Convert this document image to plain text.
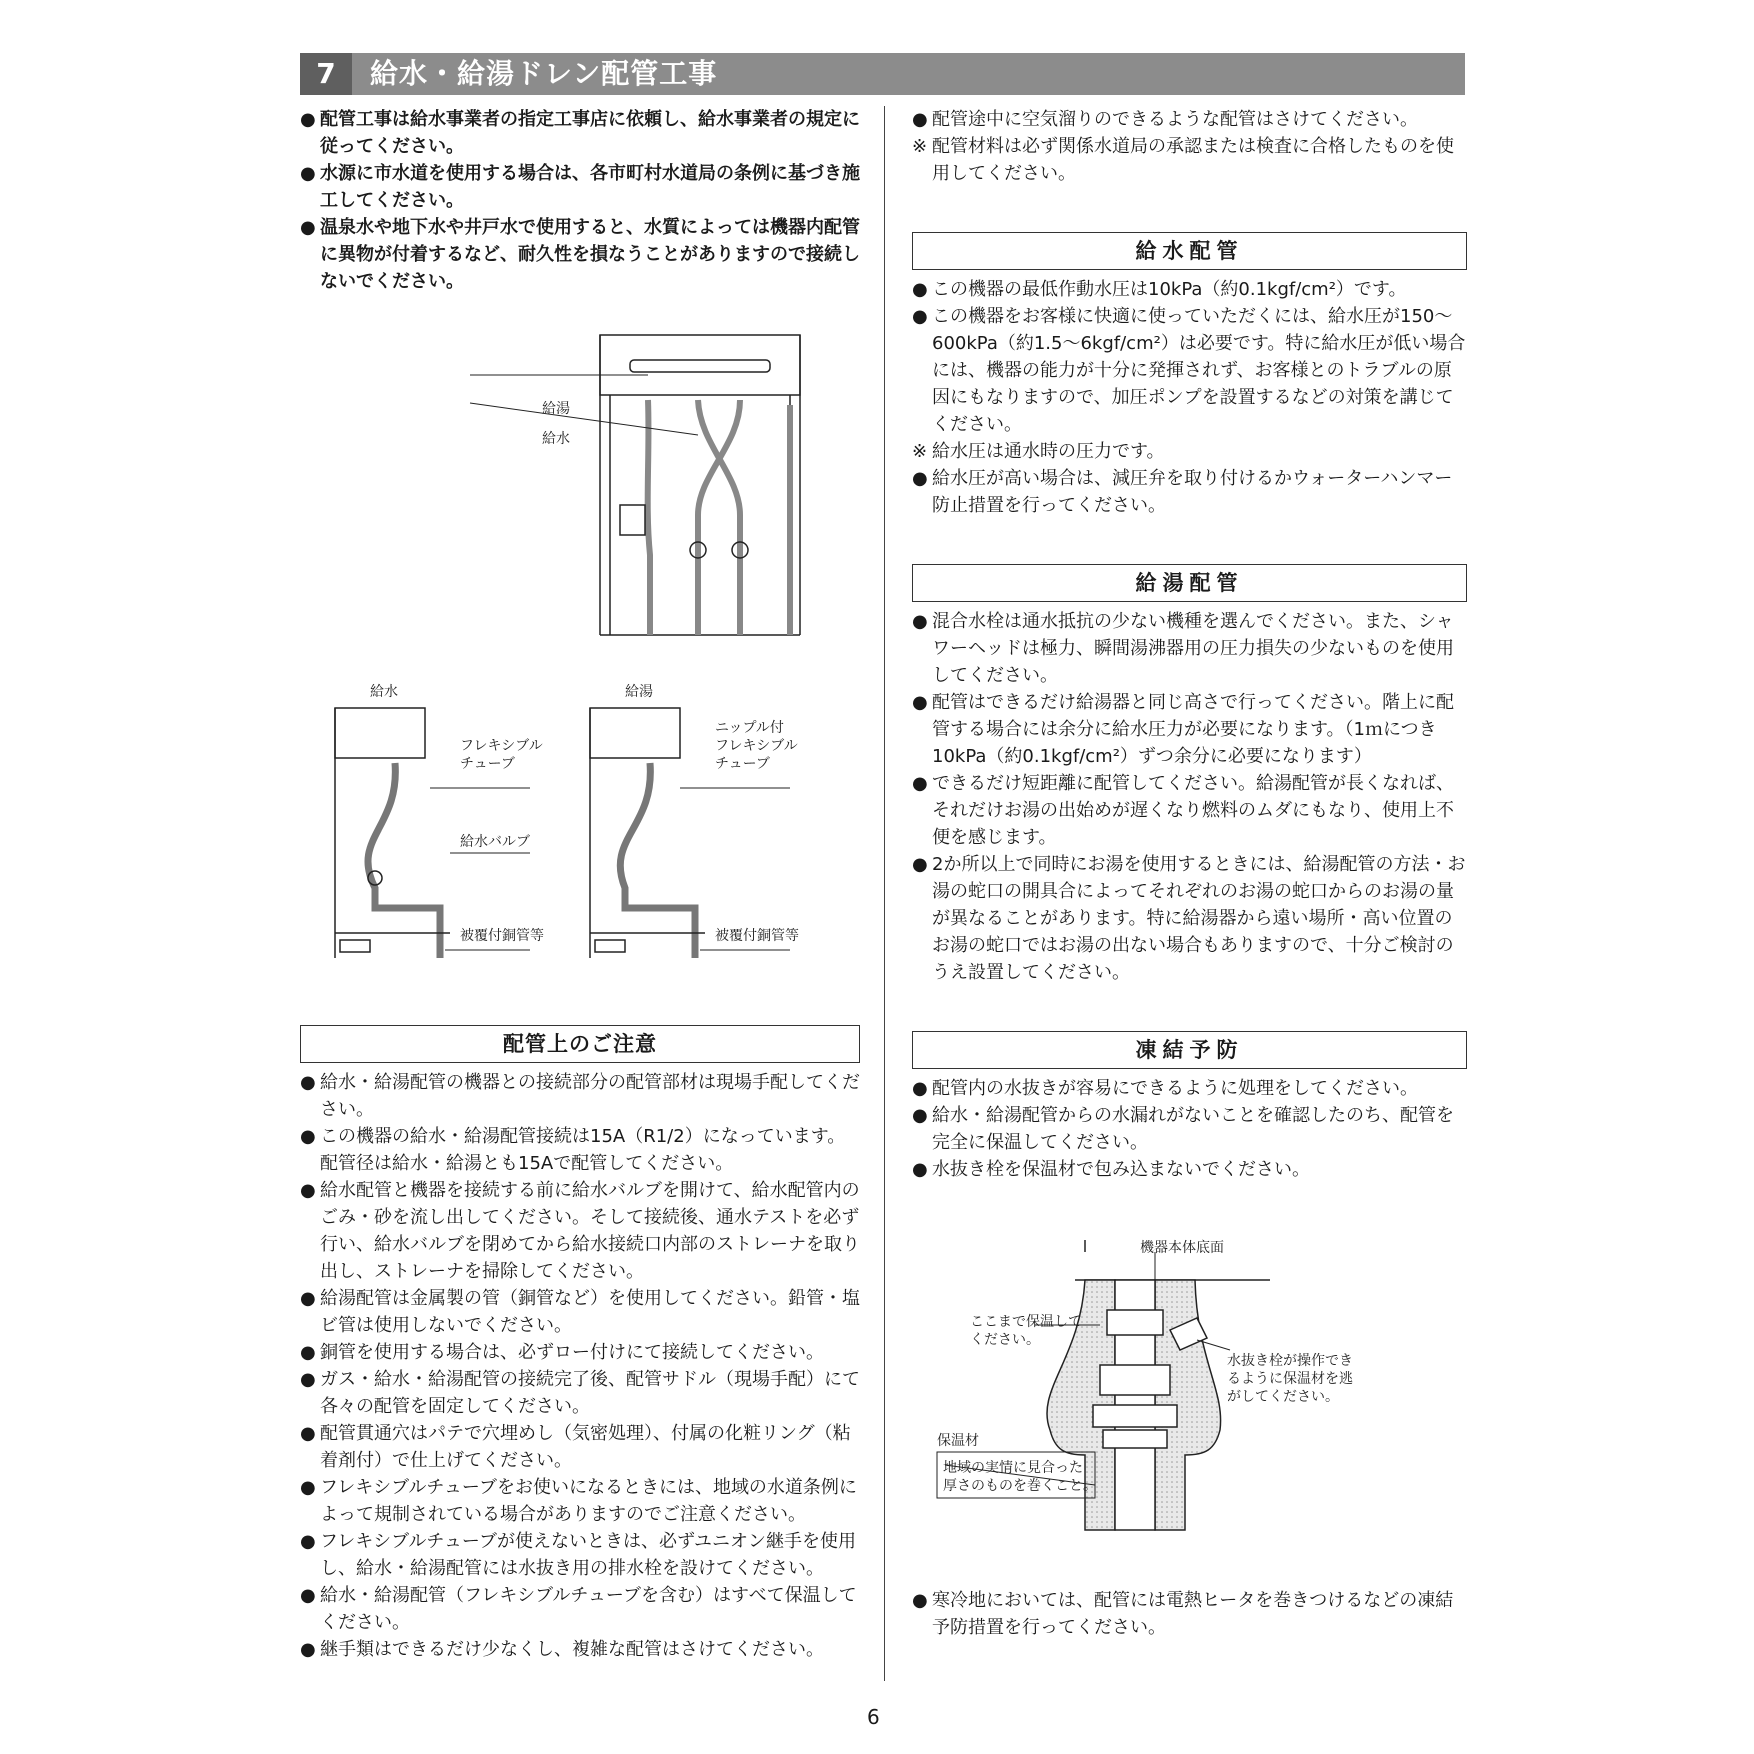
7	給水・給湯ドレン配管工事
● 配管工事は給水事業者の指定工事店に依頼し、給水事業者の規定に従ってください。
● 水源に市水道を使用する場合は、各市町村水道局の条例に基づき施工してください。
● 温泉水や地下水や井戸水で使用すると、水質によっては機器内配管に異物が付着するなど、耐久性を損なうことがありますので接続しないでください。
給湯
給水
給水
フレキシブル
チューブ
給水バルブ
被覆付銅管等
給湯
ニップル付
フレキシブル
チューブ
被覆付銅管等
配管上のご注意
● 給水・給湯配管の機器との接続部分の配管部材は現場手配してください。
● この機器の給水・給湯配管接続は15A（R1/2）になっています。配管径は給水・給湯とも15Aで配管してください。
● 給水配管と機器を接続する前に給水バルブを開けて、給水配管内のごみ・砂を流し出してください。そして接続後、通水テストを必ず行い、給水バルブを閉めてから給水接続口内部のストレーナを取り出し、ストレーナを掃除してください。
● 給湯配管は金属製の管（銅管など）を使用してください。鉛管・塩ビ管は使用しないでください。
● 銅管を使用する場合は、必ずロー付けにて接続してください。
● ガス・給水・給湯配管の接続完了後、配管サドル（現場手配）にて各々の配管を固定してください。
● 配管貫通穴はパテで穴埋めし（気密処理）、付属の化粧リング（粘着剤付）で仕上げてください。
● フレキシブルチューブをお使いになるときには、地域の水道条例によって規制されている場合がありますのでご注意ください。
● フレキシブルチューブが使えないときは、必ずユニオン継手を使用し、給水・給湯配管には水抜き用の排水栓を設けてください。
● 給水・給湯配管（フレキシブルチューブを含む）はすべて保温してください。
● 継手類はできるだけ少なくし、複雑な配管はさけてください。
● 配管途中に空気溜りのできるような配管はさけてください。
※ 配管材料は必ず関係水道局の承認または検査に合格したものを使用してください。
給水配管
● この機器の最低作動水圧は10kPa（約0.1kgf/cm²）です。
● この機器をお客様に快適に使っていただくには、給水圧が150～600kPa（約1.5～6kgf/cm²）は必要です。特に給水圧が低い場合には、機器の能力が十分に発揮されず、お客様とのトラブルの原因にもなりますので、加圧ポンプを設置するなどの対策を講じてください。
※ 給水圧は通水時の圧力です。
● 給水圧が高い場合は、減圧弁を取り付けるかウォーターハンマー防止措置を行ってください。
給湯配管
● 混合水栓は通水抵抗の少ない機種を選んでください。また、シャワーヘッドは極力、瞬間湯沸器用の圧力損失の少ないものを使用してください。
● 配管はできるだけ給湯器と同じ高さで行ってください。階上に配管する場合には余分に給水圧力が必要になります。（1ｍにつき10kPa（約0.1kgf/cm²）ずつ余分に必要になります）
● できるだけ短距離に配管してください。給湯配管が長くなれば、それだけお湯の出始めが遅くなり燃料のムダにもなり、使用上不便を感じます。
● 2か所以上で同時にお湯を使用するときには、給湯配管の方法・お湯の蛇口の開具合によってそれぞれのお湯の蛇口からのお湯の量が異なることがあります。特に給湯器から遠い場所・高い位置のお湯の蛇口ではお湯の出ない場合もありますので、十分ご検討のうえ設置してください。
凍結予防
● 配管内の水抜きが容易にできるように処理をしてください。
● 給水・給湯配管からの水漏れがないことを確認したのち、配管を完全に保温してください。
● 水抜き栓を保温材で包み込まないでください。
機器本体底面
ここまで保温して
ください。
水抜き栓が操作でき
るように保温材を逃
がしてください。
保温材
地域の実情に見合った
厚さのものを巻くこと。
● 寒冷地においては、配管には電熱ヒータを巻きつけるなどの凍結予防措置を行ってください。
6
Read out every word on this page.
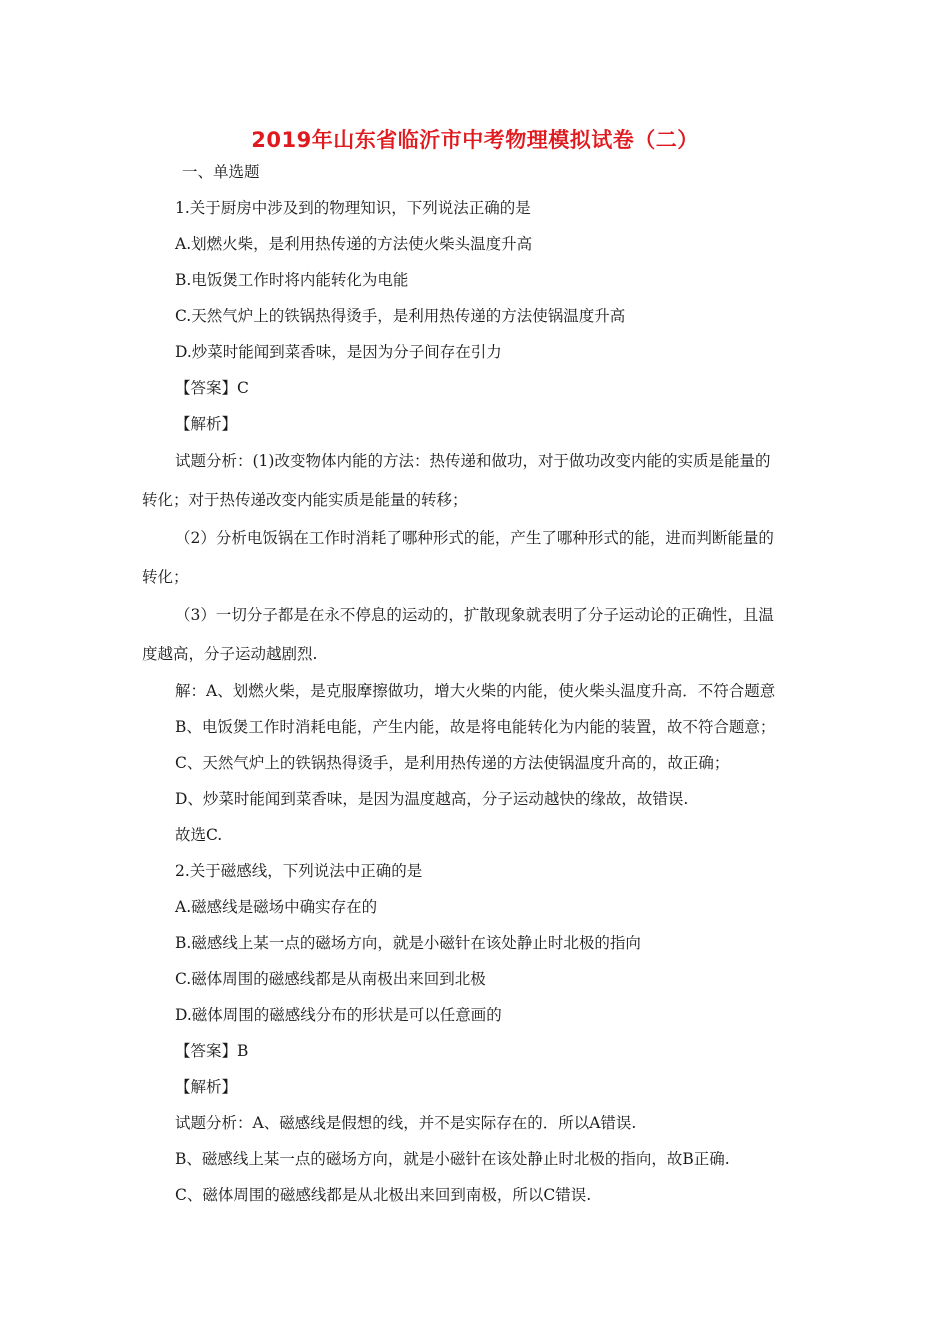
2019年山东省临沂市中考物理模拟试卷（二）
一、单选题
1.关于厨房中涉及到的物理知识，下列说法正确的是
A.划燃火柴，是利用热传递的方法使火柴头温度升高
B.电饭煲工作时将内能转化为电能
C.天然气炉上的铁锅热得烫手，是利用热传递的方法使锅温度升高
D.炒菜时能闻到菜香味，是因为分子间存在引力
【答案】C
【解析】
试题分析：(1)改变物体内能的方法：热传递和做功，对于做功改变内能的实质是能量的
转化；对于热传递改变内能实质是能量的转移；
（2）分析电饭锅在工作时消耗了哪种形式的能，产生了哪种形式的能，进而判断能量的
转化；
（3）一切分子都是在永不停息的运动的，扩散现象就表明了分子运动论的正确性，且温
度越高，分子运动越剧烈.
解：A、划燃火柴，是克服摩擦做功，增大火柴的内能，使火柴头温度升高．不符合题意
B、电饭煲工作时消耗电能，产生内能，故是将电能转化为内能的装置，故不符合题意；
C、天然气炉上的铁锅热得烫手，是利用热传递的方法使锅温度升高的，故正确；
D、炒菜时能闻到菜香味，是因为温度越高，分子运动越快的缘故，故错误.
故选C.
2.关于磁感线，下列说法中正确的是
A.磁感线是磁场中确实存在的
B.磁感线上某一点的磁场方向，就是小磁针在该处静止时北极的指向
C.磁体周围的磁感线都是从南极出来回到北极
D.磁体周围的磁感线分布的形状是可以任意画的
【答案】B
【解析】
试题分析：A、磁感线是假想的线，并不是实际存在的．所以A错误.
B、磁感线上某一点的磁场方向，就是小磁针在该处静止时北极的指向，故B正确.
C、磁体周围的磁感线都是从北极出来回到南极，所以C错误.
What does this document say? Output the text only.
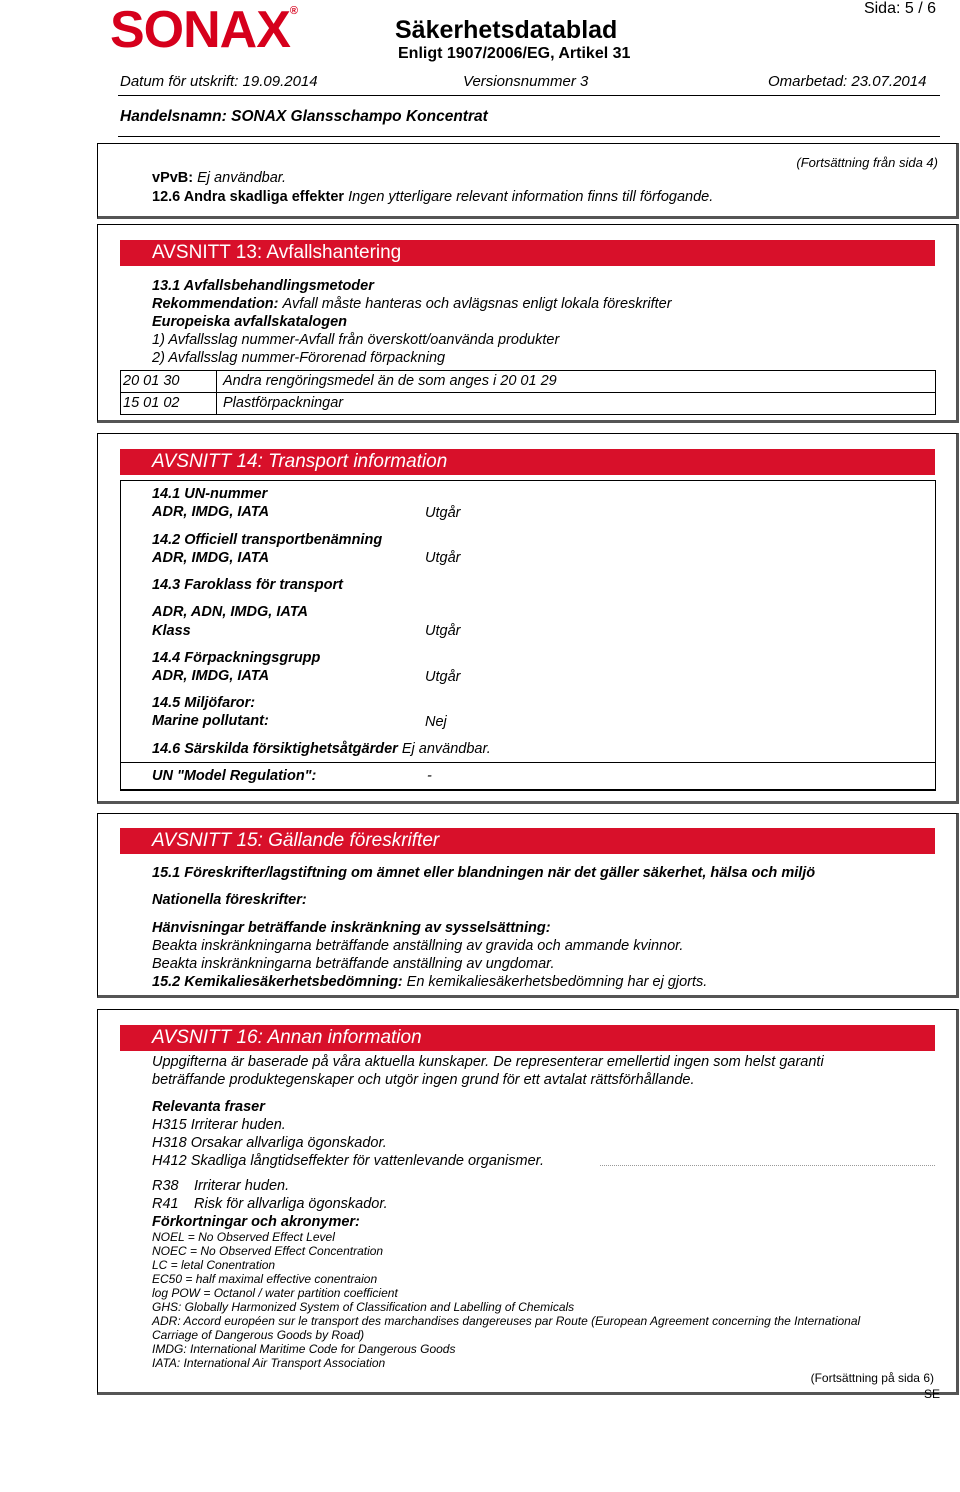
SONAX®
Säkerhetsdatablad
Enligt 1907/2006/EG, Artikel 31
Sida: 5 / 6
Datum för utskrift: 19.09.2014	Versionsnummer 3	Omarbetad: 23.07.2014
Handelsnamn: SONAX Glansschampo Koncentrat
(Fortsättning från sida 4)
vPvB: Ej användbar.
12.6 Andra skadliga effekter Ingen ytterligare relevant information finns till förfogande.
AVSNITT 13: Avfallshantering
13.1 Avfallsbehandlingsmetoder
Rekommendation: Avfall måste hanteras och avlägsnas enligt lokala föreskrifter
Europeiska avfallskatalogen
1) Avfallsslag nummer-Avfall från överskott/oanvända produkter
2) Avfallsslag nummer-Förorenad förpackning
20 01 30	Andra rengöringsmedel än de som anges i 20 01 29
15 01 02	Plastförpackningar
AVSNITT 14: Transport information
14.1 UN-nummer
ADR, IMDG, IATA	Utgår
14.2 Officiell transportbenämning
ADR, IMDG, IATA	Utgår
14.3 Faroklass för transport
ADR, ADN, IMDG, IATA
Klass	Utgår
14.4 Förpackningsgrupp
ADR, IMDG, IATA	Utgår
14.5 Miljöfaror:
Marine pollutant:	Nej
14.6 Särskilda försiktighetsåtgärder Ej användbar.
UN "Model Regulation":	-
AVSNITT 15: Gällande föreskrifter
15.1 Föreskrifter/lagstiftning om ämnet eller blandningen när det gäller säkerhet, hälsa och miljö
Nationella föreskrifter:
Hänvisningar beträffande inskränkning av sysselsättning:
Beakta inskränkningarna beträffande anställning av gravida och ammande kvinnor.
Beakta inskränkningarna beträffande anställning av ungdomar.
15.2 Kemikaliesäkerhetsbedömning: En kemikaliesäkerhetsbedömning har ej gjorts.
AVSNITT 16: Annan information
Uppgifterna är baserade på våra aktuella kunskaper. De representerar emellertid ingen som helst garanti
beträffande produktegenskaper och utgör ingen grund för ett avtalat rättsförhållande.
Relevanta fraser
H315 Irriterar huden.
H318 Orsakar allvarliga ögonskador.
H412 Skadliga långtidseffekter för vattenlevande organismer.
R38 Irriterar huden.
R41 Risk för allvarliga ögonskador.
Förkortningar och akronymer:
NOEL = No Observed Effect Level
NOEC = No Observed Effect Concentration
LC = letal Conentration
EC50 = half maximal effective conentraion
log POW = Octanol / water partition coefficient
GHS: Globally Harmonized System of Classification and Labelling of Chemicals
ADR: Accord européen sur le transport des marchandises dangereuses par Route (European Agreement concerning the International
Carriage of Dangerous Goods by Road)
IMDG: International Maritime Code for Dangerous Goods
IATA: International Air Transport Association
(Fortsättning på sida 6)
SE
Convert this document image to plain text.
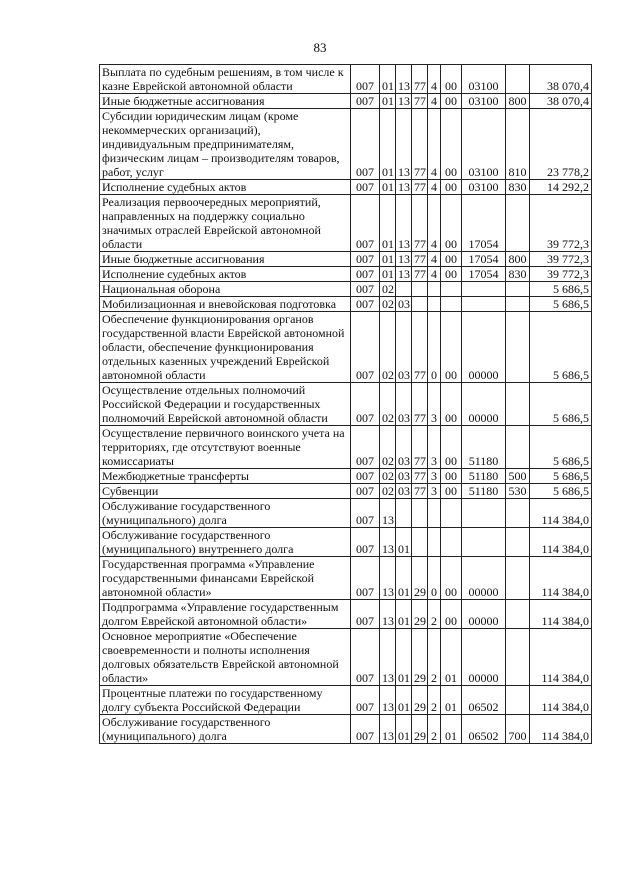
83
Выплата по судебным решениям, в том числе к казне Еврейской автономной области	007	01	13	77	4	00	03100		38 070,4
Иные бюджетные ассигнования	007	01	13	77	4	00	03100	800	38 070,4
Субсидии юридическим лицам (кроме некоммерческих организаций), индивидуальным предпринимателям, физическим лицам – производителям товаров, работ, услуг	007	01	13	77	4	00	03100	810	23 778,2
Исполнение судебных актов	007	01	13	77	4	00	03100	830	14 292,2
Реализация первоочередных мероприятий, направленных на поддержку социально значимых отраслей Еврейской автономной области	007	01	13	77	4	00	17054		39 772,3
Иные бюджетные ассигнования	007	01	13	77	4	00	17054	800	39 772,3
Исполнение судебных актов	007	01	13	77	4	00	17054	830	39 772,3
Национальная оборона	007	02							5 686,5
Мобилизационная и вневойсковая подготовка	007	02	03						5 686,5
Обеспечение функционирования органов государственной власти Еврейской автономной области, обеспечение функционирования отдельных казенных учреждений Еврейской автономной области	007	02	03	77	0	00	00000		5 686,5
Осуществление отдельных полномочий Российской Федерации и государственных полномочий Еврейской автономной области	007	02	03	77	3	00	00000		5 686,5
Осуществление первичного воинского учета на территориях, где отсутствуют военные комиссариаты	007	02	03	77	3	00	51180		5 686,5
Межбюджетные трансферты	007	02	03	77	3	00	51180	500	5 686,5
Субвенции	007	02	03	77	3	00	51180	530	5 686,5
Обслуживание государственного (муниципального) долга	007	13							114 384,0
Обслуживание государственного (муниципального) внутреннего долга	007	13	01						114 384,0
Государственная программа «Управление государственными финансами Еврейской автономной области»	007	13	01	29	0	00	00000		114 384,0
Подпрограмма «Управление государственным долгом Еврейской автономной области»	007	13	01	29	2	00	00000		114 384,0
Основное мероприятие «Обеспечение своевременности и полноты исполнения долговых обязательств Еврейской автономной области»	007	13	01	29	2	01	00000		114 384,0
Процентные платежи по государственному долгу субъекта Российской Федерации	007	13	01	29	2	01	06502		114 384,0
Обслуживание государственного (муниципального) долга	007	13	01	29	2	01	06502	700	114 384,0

» WRITTEN TASK:
Return the lines of the records that include the string "государственного".

» RESULT OF THE EXERCISE:
Обслуживание государственного (муниципального) долга	007	13							114 384,0
Обслуживание государственного (муниципального) внутреннего долга	007	13	01						114 384,0
Обслуживание государственного (муниципального) долга	007	13	01	29	2	01	06502	700	114 384,0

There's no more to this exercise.